**THE TASK:**
The data must be returned in full and exactly as given.

** Start DATA EXTRACT **

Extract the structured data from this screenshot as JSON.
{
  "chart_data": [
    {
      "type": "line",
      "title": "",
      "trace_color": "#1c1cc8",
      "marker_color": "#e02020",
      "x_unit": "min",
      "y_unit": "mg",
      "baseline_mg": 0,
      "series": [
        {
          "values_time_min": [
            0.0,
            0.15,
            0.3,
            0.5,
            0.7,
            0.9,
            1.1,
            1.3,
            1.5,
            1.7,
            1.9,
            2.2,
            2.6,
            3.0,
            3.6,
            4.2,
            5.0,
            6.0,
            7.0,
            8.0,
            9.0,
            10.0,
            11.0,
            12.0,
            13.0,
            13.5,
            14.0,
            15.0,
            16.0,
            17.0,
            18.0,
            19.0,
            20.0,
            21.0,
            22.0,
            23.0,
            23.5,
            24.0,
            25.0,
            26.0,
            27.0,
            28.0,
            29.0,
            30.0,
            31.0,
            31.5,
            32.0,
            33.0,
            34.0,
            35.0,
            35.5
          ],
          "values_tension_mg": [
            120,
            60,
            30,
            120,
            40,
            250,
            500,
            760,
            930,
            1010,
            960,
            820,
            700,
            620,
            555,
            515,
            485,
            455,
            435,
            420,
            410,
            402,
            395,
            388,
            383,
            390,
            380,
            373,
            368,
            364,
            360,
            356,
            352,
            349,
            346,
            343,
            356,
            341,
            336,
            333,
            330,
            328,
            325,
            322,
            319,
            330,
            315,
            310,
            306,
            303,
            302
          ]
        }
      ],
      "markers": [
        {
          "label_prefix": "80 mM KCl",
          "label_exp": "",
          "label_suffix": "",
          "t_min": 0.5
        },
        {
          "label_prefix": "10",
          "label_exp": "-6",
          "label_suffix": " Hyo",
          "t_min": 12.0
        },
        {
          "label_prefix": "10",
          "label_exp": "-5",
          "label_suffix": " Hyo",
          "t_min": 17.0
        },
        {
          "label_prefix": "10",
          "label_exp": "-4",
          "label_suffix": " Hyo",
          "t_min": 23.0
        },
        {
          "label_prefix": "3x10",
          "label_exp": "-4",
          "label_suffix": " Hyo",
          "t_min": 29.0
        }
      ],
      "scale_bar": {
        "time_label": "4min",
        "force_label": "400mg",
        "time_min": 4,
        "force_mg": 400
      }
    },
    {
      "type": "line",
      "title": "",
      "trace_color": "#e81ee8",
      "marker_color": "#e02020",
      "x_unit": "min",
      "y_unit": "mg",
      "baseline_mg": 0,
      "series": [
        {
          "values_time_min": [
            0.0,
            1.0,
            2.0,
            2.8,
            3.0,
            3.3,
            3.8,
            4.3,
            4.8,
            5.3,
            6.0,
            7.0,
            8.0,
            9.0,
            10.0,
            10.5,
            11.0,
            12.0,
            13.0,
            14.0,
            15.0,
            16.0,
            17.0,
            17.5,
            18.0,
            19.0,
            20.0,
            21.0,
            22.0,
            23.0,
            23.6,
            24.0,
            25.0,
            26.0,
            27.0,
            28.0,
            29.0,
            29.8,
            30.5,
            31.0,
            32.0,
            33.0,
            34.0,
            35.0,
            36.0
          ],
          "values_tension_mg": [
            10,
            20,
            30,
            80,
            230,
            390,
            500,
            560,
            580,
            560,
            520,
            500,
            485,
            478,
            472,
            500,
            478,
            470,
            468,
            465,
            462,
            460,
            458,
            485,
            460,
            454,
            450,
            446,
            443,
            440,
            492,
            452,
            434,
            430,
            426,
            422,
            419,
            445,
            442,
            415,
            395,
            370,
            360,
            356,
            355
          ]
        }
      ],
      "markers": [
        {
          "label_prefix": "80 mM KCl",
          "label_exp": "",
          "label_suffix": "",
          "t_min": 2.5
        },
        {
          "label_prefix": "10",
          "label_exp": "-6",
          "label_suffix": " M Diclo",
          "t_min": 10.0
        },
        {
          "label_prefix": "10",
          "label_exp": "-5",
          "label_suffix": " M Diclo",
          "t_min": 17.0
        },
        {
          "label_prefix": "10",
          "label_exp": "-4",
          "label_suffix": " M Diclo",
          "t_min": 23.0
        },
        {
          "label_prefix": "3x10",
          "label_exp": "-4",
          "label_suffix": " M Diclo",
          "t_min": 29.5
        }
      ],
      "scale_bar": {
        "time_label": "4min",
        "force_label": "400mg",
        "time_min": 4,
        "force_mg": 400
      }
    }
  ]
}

** End DATA EXTRACT **

**COMPLETE OUTPUT:**
Extract the structured data from this screenshot as JSON.
{
  "chart_data": [
    {
      "type": "line",
      "title": "",
      "trace_color": "#1c1cc8",
      "marker_color": "#e02020",
      "x_unit": "min",
      "y_unit": "mg",
      "baseline_mg": 0,
      "series": [
        {
          "values_time_min": [
            0.0,
            0.15,
            0.3,
            0.5,
            0.7,
            0.9,
            1.1,
            1.3,
            1.5,
            1.7,
            1.9,
            2.2,
            2.6,
            3.0,
            3.6,
            4.2,
            5.0,
            6.0,
            7.0,
            8.0,
            9.0,
            10.0,
            11.0,
            12.0,
            13.0,
            13.5,
            14.0,
            15.0,
            16.0,
            17.0,
            18.0,
            19.0,
            20.0,
            21.0,
            22.0,
            23.0,
            23.5,
            24.0,
            25.0,
            26.0,
            27.0,
            28.0,
            29.0,
            30.0,
            31.0,
            31.5,
            32.0,
            33.0,
            34.0,
            35.0,
            35.5
          ],
          "values_tension_mg": [
            120,
            60,
            30,
            120,
            40,
            250,
            500,
            760,
            930,
            1010,
            960,
            820,
            700,
            620,
            555,
            515,
            485,
            455,
            435,
            420,
            410,
            402,
            395,
            388,
            383,
            390,
            380,
            373,
            368,
            364,
            360,
            356,
            352,
            349,
            346,
            343,
            356,
            341,
            336,
            333,
            330,
            328,
            325,
            322,
            319,
            330,
            315,
            310,
            306,
            303,
            302
          ]
        }
      ],
      "markers": [
        {
          "label_prefix": "80 mM KCl",
          "label_exp": "",
          "label_suffix": "",
          "t_min": 0.5
        },
        {
          "label_prefix": "10",
          "label_exp": "-6",
          "label_suffix": " Hyo",
          "t_min": 12.0
        },
        {
          "label_prefix": "10",
          "label_exp": "-5",
          "label_suffix": " Hyo",
          "t_min": 17.0
        },
        {
          "label_prefix": "10",
          "label_exp": "-4",
          "label_suffix": " Hyo",
          "t_min": 23.0
        },
        {
          "label_prefix": "3x10",
          "label_exp": "-4",
          "label_suffix": " Hyo",
          "t_min": 29.0
        }
      ],
      "scale_bar": {
        "time_label": "4min",
        "force_label": "400mg",
        "time_min": 4,
        "force_mg": 400
      }
    },
    {
      "type": "line",
      "title": "",
      "trace_color": "#e81ee8",
      "marker_color": "#e02020",
      "x_unit": "min",
      "y_unit": "mg",
      "baseline_mg": 0,
      "series": [
        {
          "values_time_min": [
            0.0,
            1.0,
            2.0,
            2.8,
            3.0,
            3.3,
            3.8,
            4.3,
            4.8,
            5.3,
            6.0,
            7.0,
            8.0,
            9.0,
            10.0,
            10.5,
            11.0,
            12.0,
            13.0,
            14.0,
            15.0,
            16.0,
            17.0,
            17.5,
            18.0,
            19.0,
            20.0,
            21.0,
            22.0,
            23.0,
            23.6,
            24.0,
            25.0,
            26.0,
            27.0,
            28.0,
            29.0,
            29.8,
            30.5,
            31.0,
            32.0,
            33.0,
            34.0,
            35.0,
            36.0
          ],
          "values_tension_mg": [
            10,
            20,
            30,
            80,
            230,
            390,
            500,
            560,
            580,
            560,
            520,
            500,
            485,
            478,
            472,
            500,
            478,
            470,
            468,
            465,
            462,
            460,
            458,
            485,
            460,
            454,
            450,
            446,
            443,
            440,
            492,
            452,
            434,
            430,
            426,
            422,
            419,
            445,
            442,
            415,
            395,
            370,
            360,
            356,
            355
          ]
        }
      ],
      "markers": [
        {
          "label_prefix": "80 mM KCl",
          "label_exp": "",
          "label_suffix": "",
          "t_min": 2.5
        },
        {
          "label_prefix": "10",
          "label_exp": "-6",
          "label_suffix": " M Diclo",
          "t_min": 10.0
        },
        {
          "label_prefix": "10",
          "label_exp": "-5",
          "label_suffix": " M Diclo",
          "t_min": 17.0
        },
        {
          "label_prefix": "10",
          "label_exp": "-4",
          "label_suffix": " M Diclo",
          "t_min": 23.0
        },
        {
          "label_prefix": "3x10",
          "label_exp": "-4",
          "label_suffix": " M Diclo",
          "t_min": 29.5
        }
      ],
      "scale_bar": {
        "time_label": "4min",
        "force_label": "400mg",
        "time_min": 4,
        "force_mg": 400
      }
    }
  ]
}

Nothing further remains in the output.